═══ Data entries ═══
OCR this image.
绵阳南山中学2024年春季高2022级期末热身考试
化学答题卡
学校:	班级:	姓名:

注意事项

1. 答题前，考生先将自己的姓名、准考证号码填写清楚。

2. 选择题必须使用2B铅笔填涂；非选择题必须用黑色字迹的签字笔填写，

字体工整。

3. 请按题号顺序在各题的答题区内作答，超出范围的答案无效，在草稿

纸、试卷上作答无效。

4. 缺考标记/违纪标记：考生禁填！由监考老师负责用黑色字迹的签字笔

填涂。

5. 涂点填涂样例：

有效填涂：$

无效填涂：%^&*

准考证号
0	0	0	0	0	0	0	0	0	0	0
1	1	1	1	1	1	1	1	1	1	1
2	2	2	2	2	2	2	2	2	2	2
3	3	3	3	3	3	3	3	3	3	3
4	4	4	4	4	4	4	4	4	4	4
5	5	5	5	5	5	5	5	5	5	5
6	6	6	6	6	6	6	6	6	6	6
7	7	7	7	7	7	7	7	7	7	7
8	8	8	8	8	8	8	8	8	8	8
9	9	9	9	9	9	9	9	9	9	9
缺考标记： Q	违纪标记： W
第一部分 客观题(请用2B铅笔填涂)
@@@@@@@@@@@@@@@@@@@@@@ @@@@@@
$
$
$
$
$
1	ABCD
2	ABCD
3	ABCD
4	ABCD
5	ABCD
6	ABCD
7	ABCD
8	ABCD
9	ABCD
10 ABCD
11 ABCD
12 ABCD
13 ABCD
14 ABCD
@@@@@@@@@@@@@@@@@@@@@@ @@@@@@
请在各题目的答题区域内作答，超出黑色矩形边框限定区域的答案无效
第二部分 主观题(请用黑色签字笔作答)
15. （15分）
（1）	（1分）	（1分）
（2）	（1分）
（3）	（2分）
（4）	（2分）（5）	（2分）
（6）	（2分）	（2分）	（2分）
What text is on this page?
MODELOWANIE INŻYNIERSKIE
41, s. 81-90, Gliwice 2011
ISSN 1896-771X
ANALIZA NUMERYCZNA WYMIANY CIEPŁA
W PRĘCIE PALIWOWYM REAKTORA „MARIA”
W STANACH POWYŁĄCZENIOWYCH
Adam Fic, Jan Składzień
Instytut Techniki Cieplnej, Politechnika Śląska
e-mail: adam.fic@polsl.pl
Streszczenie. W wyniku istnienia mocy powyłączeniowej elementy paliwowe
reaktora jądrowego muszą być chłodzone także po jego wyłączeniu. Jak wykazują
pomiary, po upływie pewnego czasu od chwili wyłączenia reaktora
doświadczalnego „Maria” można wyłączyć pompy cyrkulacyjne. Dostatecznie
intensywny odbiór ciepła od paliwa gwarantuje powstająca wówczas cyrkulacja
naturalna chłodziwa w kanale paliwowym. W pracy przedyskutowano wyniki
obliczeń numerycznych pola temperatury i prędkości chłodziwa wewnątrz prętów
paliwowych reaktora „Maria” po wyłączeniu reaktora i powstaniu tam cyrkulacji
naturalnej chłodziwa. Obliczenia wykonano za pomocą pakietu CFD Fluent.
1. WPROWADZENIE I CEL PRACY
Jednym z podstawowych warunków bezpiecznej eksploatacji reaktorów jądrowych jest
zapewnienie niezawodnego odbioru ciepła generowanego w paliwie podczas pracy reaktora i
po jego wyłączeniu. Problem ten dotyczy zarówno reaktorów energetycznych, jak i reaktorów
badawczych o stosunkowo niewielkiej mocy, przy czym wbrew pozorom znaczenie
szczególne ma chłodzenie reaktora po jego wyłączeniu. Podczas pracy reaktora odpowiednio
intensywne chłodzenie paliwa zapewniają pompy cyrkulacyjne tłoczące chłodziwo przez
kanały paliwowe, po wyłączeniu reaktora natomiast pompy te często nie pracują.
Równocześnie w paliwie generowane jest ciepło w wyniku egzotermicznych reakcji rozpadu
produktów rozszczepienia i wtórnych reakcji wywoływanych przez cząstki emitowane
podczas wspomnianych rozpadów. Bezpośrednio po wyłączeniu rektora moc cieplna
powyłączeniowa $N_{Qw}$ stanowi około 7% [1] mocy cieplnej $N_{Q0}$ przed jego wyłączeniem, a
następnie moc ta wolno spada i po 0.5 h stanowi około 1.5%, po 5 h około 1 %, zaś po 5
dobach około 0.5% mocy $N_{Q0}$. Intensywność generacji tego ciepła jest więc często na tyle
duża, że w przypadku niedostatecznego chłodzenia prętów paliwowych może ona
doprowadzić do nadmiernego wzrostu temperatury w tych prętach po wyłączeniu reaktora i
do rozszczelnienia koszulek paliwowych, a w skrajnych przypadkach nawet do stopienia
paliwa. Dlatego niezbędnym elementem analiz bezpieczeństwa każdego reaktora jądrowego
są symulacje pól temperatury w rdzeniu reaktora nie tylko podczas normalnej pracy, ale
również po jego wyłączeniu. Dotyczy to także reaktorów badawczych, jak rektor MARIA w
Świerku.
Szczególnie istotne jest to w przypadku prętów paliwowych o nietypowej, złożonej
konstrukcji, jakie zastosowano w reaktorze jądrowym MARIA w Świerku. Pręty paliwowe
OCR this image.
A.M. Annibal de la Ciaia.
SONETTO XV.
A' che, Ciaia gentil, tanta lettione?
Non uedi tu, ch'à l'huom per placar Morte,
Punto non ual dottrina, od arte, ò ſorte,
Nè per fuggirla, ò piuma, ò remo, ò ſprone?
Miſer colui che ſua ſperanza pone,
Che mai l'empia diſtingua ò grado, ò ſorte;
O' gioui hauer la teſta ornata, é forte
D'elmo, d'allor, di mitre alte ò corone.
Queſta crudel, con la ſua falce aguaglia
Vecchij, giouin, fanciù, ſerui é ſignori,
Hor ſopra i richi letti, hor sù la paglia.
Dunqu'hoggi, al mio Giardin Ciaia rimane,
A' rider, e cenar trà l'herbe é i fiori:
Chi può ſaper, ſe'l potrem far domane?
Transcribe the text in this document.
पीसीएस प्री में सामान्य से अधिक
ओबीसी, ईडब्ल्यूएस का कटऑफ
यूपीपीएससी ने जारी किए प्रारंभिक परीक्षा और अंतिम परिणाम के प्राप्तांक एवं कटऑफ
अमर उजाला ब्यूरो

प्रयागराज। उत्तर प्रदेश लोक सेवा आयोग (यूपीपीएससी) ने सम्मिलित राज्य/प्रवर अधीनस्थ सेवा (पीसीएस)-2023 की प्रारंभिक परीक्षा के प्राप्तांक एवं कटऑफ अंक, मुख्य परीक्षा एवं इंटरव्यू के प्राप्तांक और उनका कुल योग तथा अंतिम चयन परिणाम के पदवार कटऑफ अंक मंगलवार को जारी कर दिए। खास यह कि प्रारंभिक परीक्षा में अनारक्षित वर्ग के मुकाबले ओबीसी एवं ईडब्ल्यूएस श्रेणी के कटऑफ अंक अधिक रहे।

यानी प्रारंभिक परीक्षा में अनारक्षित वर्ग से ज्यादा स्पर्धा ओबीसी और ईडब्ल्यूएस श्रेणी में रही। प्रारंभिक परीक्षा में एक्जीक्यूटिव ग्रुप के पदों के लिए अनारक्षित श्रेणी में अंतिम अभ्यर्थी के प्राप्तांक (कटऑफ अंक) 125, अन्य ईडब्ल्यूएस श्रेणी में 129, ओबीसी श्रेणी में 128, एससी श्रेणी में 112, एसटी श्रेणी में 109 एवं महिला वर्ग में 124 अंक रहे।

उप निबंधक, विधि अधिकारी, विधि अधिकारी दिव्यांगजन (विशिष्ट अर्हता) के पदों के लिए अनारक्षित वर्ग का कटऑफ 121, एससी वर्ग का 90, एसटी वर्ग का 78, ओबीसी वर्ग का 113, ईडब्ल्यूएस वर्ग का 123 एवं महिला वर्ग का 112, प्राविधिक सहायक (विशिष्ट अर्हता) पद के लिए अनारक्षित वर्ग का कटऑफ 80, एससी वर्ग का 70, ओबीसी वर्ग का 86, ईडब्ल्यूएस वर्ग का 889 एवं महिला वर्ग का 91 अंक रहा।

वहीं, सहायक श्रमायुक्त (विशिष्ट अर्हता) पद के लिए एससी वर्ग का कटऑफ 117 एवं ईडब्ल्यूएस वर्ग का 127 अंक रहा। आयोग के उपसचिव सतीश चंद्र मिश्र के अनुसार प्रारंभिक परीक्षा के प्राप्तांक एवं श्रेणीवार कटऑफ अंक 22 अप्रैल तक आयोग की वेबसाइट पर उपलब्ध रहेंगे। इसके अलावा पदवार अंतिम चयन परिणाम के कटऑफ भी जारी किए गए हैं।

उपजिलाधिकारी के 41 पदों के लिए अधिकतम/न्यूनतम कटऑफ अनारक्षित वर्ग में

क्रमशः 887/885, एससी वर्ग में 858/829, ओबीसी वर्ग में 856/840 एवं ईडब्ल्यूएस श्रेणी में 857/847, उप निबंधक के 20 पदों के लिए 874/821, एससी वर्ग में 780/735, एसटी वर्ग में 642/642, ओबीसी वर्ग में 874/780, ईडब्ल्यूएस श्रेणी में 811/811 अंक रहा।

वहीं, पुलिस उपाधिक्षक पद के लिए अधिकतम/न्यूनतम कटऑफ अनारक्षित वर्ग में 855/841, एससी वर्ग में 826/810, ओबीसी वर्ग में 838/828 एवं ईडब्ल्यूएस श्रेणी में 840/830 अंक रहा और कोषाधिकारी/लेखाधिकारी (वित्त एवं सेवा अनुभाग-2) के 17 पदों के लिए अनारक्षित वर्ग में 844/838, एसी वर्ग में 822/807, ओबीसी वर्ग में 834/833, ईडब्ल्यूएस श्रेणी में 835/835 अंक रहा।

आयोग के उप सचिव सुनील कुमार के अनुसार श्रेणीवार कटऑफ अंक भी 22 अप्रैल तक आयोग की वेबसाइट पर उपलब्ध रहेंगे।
═══
*Problem:* Read the lines above. Gather those in which the string "उपलब" is found.

*Response:*
वहीं, सहायक श्रमायुक्त (विशिष्ट अर्हता) पद के लिए एससी वर्ग का कटऑफ 117 एवं ईडब्ल्यूएस वर्ग का 127 अंक रहा। आयोग के उपसचिव सतीश चंद्र मिश्र के अनुसार प्रारंभिक परीक्षा के प्राप्तांक एवं श्रेणीवार कटऑफ अंक 22 अप्रैल तक आयोग की वेबसाइट पर उपलब्ध रहेंगे। इसके अलावा पदवार अंतिम चयन परिणाम के कटऑफ भी जारी किए गए हैं।
आयोग के उप सचिव सुनील कुमार के अनुसार श्रेणीवार कटऑफ अंक भी 22 अप्रैल तक आयोग की वेबसाइट पर उपलब्ध रहेंगे।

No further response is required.